--- Data supplied ---
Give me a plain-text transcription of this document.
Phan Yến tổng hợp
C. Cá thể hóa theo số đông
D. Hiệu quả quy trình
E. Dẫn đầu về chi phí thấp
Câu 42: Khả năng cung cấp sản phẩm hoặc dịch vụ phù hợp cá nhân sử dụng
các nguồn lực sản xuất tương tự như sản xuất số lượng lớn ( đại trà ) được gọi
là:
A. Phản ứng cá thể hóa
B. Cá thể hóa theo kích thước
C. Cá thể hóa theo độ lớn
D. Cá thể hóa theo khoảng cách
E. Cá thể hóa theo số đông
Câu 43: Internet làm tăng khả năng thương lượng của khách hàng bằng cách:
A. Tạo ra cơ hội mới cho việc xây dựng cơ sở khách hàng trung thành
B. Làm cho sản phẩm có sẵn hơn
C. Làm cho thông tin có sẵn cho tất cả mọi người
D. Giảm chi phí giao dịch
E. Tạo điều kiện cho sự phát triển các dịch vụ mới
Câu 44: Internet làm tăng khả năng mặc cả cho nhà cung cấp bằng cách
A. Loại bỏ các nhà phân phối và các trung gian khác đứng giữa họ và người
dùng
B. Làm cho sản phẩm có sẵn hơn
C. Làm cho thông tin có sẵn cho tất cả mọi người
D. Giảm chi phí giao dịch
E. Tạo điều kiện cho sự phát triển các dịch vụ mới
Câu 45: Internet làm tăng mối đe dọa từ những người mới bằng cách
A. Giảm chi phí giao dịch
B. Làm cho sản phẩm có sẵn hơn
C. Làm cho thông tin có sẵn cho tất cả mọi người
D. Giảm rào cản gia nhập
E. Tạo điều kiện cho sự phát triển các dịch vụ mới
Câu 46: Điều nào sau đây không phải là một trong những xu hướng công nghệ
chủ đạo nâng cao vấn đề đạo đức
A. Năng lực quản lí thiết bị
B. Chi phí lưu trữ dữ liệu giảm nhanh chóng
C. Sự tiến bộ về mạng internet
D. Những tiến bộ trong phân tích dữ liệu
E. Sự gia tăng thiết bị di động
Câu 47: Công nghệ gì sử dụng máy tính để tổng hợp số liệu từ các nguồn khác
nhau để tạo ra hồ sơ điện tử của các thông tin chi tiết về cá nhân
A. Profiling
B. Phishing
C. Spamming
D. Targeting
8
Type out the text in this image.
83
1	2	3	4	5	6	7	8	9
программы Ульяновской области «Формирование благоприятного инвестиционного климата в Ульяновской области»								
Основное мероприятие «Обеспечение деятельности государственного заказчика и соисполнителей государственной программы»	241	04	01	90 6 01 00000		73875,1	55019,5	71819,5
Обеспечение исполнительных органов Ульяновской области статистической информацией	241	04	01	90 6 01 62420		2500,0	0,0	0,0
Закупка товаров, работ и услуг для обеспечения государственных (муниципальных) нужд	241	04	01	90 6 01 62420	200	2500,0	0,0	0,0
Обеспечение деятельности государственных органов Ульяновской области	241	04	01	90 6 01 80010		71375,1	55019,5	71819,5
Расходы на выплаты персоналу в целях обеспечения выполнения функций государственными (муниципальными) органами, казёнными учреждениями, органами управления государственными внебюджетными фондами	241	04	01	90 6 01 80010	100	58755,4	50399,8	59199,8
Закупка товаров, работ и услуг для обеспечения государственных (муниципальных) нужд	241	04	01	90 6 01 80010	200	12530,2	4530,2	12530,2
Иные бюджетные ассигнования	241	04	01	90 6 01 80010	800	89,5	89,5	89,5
---
◆ Problem requirements
Copy each line above where the string "Закупка" occurs.

◆ Written response
Закупка товаров, работ и услуг для обеспечения государственных (муниципальных) нужд	241	04	01	90 6 01 62420	200	2500,0	0,0	0,0
Закупка товаров, работ и услуг для обеспечения государственных (муниципальных) нужд	241	04	01	90 6 01 80010	200	12530,2	4530,2	12530,2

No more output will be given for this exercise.